BEGIN Given records

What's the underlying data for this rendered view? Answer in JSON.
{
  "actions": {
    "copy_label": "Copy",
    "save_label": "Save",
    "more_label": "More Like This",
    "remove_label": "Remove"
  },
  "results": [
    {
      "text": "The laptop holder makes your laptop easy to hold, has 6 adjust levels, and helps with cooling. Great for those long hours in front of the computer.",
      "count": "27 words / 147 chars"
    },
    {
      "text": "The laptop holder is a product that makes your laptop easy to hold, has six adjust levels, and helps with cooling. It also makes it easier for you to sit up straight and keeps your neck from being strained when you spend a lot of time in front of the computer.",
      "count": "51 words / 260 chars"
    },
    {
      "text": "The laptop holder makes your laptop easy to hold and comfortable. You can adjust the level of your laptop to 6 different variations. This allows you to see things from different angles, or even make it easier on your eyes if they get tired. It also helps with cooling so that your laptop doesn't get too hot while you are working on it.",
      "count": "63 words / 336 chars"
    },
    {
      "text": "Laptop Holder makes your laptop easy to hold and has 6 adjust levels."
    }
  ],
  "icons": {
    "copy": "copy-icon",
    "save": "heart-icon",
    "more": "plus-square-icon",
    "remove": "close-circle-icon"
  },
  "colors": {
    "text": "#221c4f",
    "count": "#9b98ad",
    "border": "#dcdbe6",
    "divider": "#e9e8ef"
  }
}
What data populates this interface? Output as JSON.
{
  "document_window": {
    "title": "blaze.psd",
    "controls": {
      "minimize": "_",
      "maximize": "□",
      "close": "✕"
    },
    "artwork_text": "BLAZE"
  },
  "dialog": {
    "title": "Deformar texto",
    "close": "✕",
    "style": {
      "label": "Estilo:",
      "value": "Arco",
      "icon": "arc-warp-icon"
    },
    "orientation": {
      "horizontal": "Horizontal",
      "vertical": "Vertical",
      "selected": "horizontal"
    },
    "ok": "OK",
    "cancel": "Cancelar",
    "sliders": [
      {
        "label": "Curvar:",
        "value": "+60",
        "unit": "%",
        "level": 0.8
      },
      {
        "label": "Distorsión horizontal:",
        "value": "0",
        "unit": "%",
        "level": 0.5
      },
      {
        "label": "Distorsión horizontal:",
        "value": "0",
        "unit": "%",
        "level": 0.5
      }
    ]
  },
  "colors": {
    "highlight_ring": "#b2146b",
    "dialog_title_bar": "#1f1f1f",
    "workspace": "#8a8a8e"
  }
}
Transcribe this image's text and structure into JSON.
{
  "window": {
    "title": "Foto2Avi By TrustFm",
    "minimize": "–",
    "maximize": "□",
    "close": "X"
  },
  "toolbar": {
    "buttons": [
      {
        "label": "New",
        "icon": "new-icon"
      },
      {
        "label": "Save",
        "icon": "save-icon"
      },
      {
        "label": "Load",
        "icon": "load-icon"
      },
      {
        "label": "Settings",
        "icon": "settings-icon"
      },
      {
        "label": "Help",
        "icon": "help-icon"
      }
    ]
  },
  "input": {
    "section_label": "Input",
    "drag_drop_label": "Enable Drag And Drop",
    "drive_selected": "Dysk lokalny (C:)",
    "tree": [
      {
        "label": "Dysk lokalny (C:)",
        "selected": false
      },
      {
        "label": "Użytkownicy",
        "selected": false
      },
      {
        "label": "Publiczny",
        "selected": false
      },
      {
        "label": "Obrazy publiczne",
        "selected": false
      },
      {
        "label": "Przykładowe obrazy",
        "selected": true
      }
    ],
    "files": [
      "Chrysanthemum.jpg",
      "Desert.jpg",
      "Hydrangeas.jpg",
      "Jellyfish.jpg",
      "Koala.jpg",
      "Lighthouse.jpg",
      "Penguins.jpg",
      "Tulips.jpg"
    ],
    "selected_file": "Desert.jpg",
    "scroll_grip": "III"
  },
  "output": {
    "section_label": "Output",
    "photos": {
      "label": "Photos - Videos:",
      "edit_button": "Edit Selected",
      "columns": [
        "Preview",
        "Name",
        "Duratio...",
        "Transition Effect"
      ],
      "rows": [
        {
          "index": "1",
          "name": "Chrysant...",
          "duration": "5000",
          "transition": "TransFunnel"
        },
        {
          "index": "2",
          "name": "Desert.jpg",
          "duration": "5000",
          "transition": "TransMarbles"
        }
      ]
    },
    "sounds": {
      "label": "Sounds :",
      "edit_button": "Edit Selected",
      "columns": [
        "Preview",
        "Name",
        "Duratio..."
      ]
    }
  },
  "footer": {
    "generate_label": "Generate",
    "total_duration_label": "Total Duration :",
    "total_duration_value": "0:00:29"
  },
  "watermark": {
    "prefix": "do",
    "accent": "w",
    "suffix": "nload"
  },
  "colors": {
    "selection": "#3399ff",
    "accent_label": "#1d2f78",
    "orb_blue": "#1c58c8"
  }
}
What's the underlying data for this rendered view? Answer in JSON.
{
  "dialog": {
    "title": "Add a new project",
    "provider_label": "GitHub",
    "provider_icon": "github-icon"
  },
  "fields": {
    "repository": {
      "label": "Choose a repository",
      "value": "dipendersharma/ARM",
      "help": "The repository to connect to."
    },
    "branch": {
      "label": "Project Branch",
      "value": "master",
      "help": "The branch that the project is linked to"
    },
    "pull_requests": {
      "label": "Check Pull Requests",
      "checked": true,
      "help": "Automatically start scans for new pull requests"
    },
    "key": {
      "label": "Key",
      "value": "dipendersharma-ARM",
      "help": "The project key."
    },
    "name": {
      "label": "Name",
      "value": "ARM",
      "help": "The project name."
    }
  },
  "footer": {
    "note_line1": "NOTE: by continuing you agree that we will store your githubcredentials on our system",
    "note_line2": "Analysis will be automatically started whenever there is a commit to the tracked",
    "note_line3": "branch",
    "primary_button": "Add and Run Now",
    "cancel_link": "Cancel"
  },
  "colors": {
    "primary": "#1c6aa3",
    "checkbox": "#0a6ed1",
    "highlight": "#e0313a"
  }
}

END Given records

Nothing in the listing may be changed; retype it all exactly.

> Result:
What's the underlying data for this rendered view? Answer in JSON.
{
  "actions": {
    "copy_label": "Copy",
    "save_label": "Save",
    "more_label": "More Like This",
    "remove_label": "Remove"
  },
  "results": [
    {
      "text": "The laptop holder makes your laptop easy to hold, has 6 adjust levels, and helps with cooling. Great for those long hours in front of the computer.",
      "count": "27 words / 147 chars"
    },
    {
      "text": "The laptop holder is a product that makes your laptop easy to hold, has six adjust levels, and helps with cooling. It also makes it easier for you to sit up straight and keeps your neck from being strained when you spend a lot of time in front of the computer.",
      "count": "51 words / 260 chars"
    },
    {
      "text": "The laptop holder makes your laptop easy to hold and comfortable. You can adjust the level of your laptop to 6 different variations. This allows you to see things from different angles, or even make it easier on your eyes if they get tired. It also helps with cooling so that your laptop doesn't get too hot while you are working on it.",
      "count": "63 words / 336 chars"
    },
    {
      "text": "Laptop Holder makes your laptop easy to hold and has 6 adjust levels."
    }
  ],
  "icons": {
    "copy": "copy-icon",
    "save": "heart-icon",
    "more": "plus-square-icon",
    "remove": "close-circle-icon"
  },
  "colors": {
    "text": "#221c4f",
    "count": "#9b98ad",
    "border": "#dcdbe6",
    "divider": "#e9e8ef"
  }
}
What data populates this interface? Output as JSON.
{
  "document_window": {
    "title": "blaze.psd",
    "controls": {
      "minimize": "_",
      "maximize": "□",
      "close": "✕"
    },
    "artwork_text": "BLAZE"
  },
  "dialog": {
    "title": "Deformar texto",
    "close": "✕",
    "style": {
      "label": "Estilo:",
      "value": "Arco",
      "icon": "arc-warp-icon"
    },
    "orientation": {
      "horizontal": "Horizontal",
      "vertical": "Vertical",
      "selected": "horizontal"
    },
    "ok": "OK",
    "cancel": "Cancelar",
    "sliders": [
      {
        "label": "Curvar:",
        "value": "+60",
        "unit": "%",
        "level": 0.8
      },
      {
        "label": "Distorsión horizontal:",
        "value": "0",
        "unit": "%",
        "level": 0.5
      },
      {
        "label": "Distorsión horizontal:",
        "value": "0",
        "unit": "%",
        "level": 0.5
      }
    ]
  },
  "colors": {
    "highlight_ring": "#b2146b",
    "dialog_title_bar": "#1f1f1f",
    "workspace": "#8a8a8e"
  }
}
Transcribe this image's text and structure into JSON.
{
  "window": {
    "title": "Foto2Avi By TrustFm",
    "minimize": "–",
    "maximize": "□",
    "close": "X"
  },
  "toolbar": {
    "buttons": [
      {
        "label": "New",
        "icon": "new-icon"
      },
      {
        "label": "Save",
        "icon": "save-icon"
      },
      {
        "label": "Load",
        "icon": "load-icon"
      },
      {
        "label": "Settings",
        "icon": "settings-icon"
      },
      {
        "label": "Help",
        "icon": "help-icon"
      }
    ]
  },
  "input": {
    "section_label": "Input",
    "drag_drop_label": "Enable Drag And Drop",
    "drive_selected": "Dysk lokalny (C:)",
    "tree": [
      {
        "label": "Dysk lokalny (C:)",
        "selected": false
      },
      {
        "label": "Użytkownicy",
        "selected": false
      },
      {
        "label": "Publiczny",
        "selected": false
      },
      {
        "label": "Obrazy publiczne",
        "selected": false
      },
      {
        "label": "Przykładowe obrazy",
        "selected": true
      }
    ],
    "files": [
      "Chrysanthemum.jpg",
      "Desert.jpg",
      "Hydrangeas.jpg",
      "Jellyfish.jpg",
      "Koala.jpg",
      "Lighthouse.jpg",
      "Penguins.jpg",
      "Tulips.jpg"
    ],
    "selected_file": "Desert.jpg",
    "scroll_grip": "III"
  },
  "output": {
    "section_label": "Output",
    "photos": {
      "label": "Photos - Videos:",
      "edit_button": "Edit Selected",
      "columns": [
        "Preview",
        "Name",
        "Duratio...",
        "Transition Effect"
      ],
      "rows": [
        {
          "index": "1",
          "name": "Chrysant...",
          "duration": "5000",
          "transition": "TransFunnel"
        },
        {
          "index": "2",
          "name": "Desert.jpg",
          "duration": "5000",
          "transition": "TransMarbles"
        }
      ]
    },
    "sounds": {
      "label": "Sounds :",
      "edit_button": "Edit Selected",
      "columns": [
        "Preview",
        "Name",
        "Duratio..."
      ]
    }
  },
  "footer": {
    "generate_label": "Generate",
    "total_duration_label": "Total Duration :",
    "total_duration_value": "0:00:29"
  },
  "watermark": {
    "prefix": "do",
    "accent": "w",
    "suffix": "nload"
  },
  "colors": {
    "selection": "#3399ff",
    "accent_label": "#1d2f78",
    "orb_blue": "#1c58c8"
  }
}
What's the underlying data for this rendered view? Answer in JSON.
{
  "dialog": {
    "title": "Add a new project",
    "provider_label": "GitHub",
    "provider_icon": "github-icon"
  },
  "fields": {
    "repository": {
      "label": "Choose a repository",
      "value": "dipendersharma/ARM",
      "help": "The repository to connect to."
    },
    "branch": {
      "label": "Project Branch",
      "value": "master",
      "help": "The branch that the project is linked to"
    },
    "pull_requests": {
      "label": "Check Pull Requests",
      "checked": true,
      "help": "Automatically start scans for new pull requests"
    },
    "key": {
      "label": "Key",
      "value": "dipendersharma-ARM",
      "help": "The project key."
    },
    "name": {
      "label": "Name",
      "value": "ARM",
      "help": "The project name."
    }
  },
  "footer": {
    "note_line1": "NOTE: by continuing you agree that we will store your githubcredentials on our system",
    "note_line2": "Analysis will be automatically started whenever there is a commit to the tracked",
    "note_line3": "branch",
    "primary_button": "Add and Run Now",
    "cancel_link": "Cancel"
  },
  "colors": {
    "primary": "#1c6aa3",
    "checkbox": "#0a6ed1",
    "highlight": "#e0313a"
  }
}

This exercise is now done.